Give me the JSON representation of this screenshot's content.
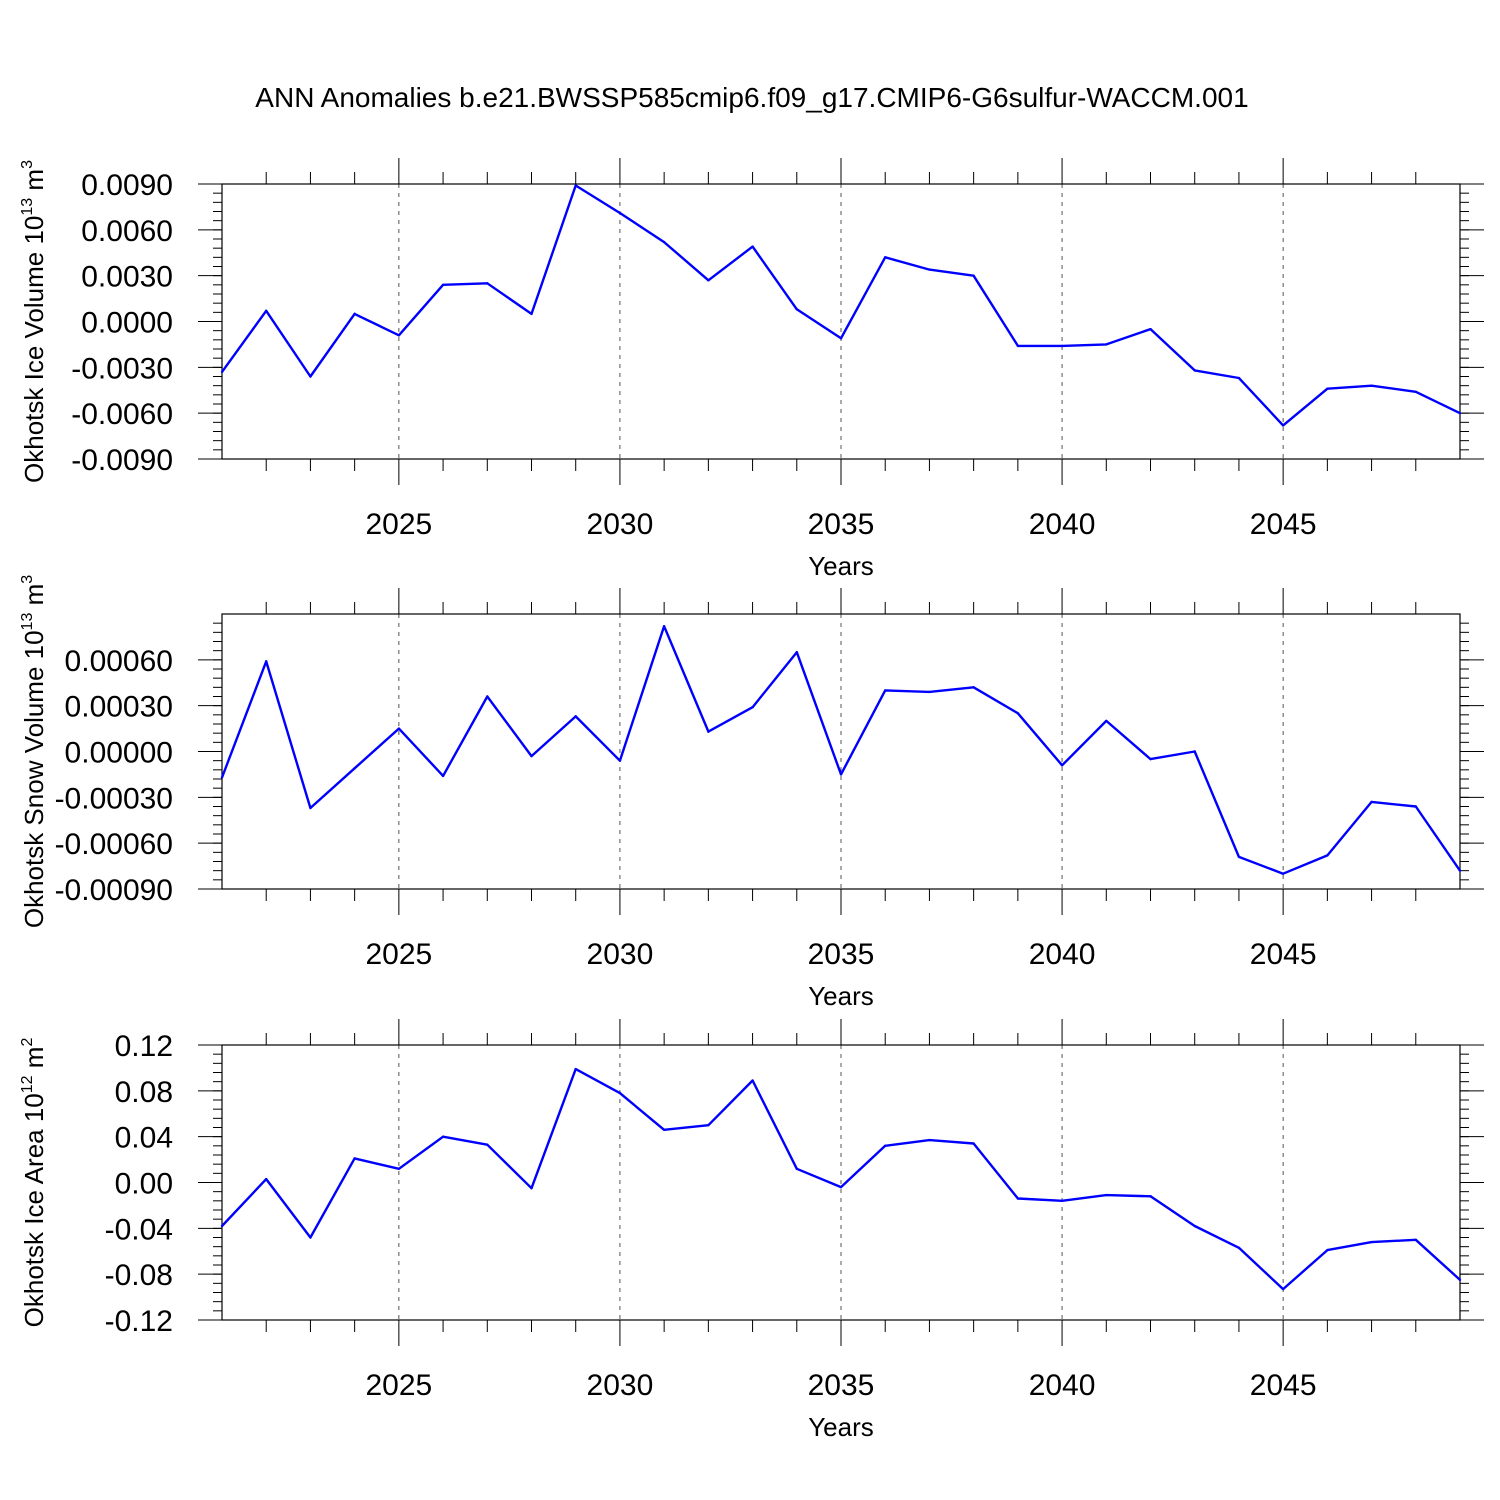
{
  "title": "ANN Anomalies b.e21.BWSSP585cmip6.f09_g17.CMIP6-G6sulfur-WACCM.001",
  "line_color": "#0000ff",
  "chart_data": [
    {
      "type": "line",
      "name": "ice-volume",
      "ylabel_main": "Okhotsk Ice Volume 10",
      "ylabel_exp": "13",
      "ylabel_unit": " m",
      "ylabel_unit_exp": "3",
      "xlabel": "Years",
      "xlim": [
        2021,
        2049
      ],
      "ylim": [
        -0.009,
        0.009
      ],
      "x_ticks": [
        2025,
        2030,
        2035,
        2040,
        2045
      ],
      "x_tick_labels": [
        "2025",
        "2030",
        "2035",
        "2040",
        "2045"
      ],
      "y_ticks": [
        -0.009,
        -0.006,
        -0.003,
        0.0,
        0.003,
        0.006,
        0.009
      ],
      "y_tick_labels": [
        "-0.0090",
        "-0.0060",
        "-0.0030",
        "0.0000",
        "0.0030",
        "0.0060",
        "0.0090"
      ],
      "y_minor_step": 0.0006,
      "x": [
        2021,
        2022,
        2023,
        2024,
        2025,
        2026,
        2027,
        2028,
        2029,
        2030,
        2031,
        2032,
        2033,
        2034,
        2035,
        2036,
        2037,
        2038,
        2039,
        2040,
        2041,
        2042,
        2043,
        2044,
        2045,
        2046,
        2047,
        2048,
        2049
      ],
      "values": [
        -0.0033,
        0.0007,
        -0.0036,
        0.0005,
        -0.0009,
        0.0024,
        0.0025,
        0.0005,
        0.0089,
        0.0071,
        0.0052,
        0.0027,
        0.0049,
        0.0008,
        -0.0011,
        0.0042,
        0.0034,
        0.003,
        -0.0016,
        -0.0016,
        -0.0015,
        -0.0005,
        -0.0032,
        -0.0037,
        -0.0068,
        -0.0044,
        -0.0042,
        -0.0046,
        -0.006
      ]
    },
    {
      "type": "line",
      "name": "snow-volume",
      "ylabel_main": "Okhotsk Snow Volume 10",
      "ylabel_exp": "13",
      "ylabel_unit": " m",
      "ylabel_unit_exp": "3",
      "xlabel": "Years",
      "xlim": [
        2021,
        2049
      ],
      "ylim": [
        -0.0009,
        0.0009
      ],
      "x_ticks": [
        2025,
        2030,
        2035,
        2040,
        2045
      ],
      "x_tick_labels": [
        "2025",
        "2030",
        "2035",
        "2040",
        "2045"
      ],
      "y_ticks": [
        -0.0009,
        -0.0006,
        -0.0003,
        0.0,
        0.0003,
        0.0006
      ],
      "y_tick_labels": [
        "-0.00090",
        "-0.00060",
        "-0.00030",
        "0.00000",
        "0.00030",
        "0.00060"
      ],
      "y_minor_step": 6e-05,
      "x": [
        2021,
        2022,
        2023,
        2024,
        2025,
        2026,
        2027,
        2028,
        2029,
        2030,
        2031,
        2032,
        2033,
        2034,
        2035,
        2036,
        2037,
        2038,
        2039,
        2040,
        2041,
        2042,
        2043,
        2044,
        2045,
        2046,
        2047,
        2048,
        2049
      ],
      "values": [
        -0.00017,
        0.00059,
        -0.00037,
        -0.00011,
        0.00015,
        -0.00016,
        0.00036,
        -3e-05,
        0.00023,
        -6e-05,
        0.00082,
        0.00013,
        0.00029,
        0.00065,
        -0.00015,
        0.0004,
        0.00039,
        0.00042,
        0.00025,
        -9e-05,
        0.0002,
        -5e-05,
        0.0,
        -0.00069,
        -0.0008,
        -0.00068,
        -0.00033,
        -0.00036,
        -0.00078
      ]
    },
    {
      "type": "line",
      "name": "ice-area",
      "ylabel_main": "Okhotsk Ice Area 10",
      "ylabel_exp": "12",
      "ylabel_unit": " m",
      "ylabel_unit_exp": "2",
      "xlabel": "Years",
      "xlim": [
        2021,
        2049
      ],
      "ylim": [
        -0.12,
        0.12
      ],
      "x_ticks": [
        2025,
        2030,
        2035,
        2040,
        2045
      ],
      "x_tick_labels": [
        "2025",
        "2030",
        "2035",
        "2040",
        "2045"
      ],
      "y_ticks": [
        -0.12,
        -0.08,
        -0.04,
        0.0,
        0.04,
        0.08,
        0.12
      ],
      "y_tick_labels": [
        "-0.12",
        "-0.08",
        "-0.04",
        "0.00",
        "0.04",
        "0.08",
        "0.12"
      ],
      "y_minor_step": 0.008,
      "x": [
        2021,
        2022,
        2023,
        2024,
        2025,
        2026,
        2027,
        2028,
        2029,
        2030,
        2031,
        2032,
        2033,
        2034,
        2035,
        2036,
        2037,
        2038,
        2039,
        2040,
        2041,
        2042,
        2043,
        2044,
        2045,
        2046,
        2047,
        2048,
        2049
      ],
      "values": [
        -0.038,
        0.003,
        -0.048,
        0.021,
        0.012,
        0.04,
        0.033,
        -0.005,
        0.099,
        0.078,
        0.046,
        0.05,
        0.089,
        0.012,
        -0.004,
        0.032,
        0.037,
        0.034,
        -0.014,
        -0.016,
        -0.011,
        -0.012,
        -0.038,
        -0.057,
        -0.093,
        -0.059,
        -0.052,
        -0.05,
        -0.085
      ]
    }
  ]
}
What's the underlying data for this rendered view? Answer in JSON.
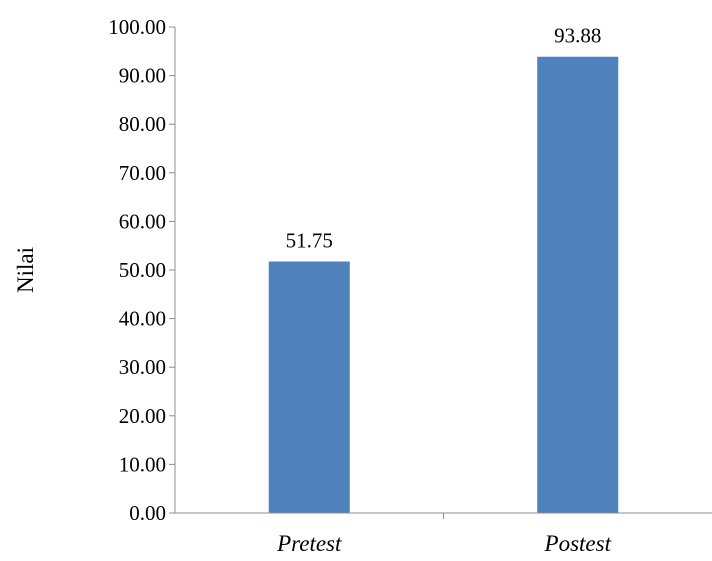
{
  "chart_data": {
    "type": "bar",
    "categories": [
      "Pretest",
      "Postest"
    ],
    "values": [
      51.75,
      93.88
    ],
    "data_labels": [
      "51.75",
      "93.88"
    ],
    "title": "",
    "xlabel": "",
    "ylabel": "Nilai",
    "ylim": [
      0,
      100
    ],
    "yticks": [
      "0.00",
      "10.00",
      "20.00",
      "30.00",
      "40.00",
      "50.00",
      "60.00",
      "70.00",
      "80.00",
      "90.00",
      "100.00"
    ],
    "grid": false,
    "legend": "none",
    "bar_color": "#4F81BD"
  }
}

### The task
Set down every entry word for word, but omit the pictures.

### Output
Give me the JSON representation of this screenshot's content.
{
  "title": "ANN Anomalies b.e21.BWSSP585cmip6.f09_g17.CMIP6-G6sulfur-WACCM.001",
  "line_color": "#0000ff",
  "chart_data": [
    {
      "type": "line",
      "name": "ice-volume",
      "ylabel_main": "Okhotsk Ice Volume 10",
      "ylabel_exp": "13",
      "ylabel_unit": " m",
      "ylabel_unit_exp": "3",
      "xlabel": "Years",
      "xlim": [
        2021,
        2049
      ],
      "ylim": [
        -0.009,
        0.009
      ],
      "x_ticks": [
        2025,
        2030,
        2035,
        2040,
        2045
      ],
      "x_tick_labels": [
        "2025",
        "2030",
        "2035",
        "2040",
        "2045"
      ],
      "y_ticks": [
        -0.009,
        -0.006,
        -0.003,
        0.0,
        0.003,
        0.006,
        0.009
      ],
      "y_tick_labels": [
        "-0.0090",
        "-0.0060",
        "-0.0030",
        "0.0000",
        "0.0030",
        "0.0060",
        "0.0090"
      ],
      "y_minor_step": 0.0006,
      "x": [
        2021,
        2022,
        2023,
        2024,
        2025,
        2026,
        2027,
        2028,
        2029,
        2030,
        2031,
        2032,
        2033,
        2034,
        2035,
        2036,
        2037,
        2038,
        2039,
        2040,
        2041,
        2042,
        2043,
        2044,
        2045,
        2046,
        2047,
        2048,
        2049
      ],
      "values": [
        -0.0033,
        0.0007,
        -0.0036,
        0.0005,
        -0.0009,
        0.0024,
        0.0025,
        0.0005,
        0.0089,
        0.0071,
        0.0052,
        0.0027,
        0.0049,
        0.0008,
        -0.0011,
        0.0042,
        0.0034,
        0.003,
        -0.0016,
        -0.0016,
        -0.0015,
        -0.0005,
        -0.0032,
        -0.0037,
        -0.0068,
        -0.0044,
        -0.0042,
        -0.0046,
        -0.006
      ]
    },
    {
      "type": "line",
      "name": "snow-volume",
      "ylabel_main": "Okhotsk Snow Volume 10",
      "ylabel_exp": "13",
      "ylabel_unit": " m",
      "ylabel_unit_exp": "3",
      "xlabel": "Years",
      "xlim": [
        2021,
        2049
      ],
      "ylim": [
        -0.0009,
        0.0009
      ],
      "x_ticks": [
        2025,
        2030,
        2035,
        2040,
        2045
      ],
      "x_tick_labels": [
        "2025",
        "2030",
        "2035",
        "2040",
        "2045"
      ],
      "y_ticks": [
        -0.0009,
        -0.0006,
        -0.0003,
        0.0,
        0.0003,
        0.0006
      ],
      "y_tick_labels": [
        "-0.00090",
        "-0.00060",
        "-0.00030",
        "0.00000",
        "0.00030",
        "0.00060"
      ],
      "y_minor_step": 6e-05,
      "x": [
        2021,
        2022,
        2023,
        2024,
        2025,
        2026,
        2027,
        2028,
        2029,
        2030,
        2031,
        2032,
        2033,
        2034,
        2035,
        2036,
        2037,
        2038,
        2039,
        2040,
        2041,
        2042,
        2043,
        2044,
        2045,
        2046,
        2047,
        2048,
        2049
      ],
      "values": [
        -0.00017,
        0.00059,
        -0.00037,
        -0.00011,
        0.00015,
        -0.00016,
        0.00036,
        -3e-05,
        0.00023,
        -6e-05,
        0.00082,
        0.00013,
        0.00029,
        0.00065,
        -0.00015,
        0.0004,
        0.00039,
        0.00042,
        0.00025,
        -9e-05,
        0.0002,
        -5e-05,
        0.0,
        -0.00069,
        -0.0008,
        -0.00068,
        -0.00033,
        -0.00036,
        -0.00078
      ]
    },
    {
      "type": "line",
      "name": "ice-area",
      "ylabel_main": "Okhotsk Ice Area 10",
      "ylabel_exp": "12",
      "ylabel_unit": " m",
      "ylabel_unit_exp": "2",
      "xlabel": "Years",
      "xlim": [
        2021,
        2049
      ],
      "ylim": [
        -0.12,
        0.12
      ],
      "x_ticks": [
        2025,
        2030,
        2035,
        2040,
        2045
      ],
      "x_tick_labels": [
        "2025",
        "2030",
        "2035",
        "2040",
        "2045"
      ],
      "y_ticks": [
        -0.12,
        -0.08,
        -0.04,
        0.0,
        0.04,
        0.08,
        0.12
      ],
      "y_tick_labels": [
        "-0.12",
        "-0.08",
        "-0.04",
        "0.00",
        "0.04",
        "0.08",
        "0.12"
      ],
      "y_minor_step": 0.008,
      "x": [
        2021,
        2022,
        2023,
        2024,
        2025,
        2026,
        2027,
        2028,
        2029,
        2030,
        2031,
        2032,
        2033,
        2034,
        2035,
        2036,
        2037,
        2038,
        2039,
        2040,
        2041,
        2042,
        2043,
        2044,
        2045,
        2046,
        2047,
        2048,
        2049
      ],
      "values": [
        -0.038,
        0.003,
        -0.048,
        0.021,
        0.012,
        0.04,
        0.033,
        -0.005,
        0.099,
        0.078,
        0.046,
        0.05,
        0.089,
        0.012,
        -0.004,
        0.032,
        0.037,
        0.034,
        -0.014,
        -0.016,
        -0.011,
        -0.012,
        -0.038,
        -0.057,
        -0.093,
        -0.059,
        -0.052,
        -0.05,
        -0.085
      ]
    }
  ]
}
What's the underlying data for this rendered view? Answer in JSON.
{
  "chart_data": {
    "type": "bar",
    "categories": [
      "Pretest",
      "Postest"
    ],
    "values": [
      51.75,
      93.88
    ],
    "data_labels": [
      "51.75",
      "93.88"
    ],
    "title": "",
    "xlabel": "",
    "ylabel": "Nilai",
    "ylim": [
      0,
      100
    ],
    "yticks": [
      "0.00",
      "10.00",
      "20.00",
      "30.00",
      "40.00",
      "50.00",
      "60.00",
      "70.00",
      "80.00",
      "90.00",
      "100.00"
    ],
    "grid": false,
    "legend": "none",
    "bar_color": "#4F81BD"
  }
}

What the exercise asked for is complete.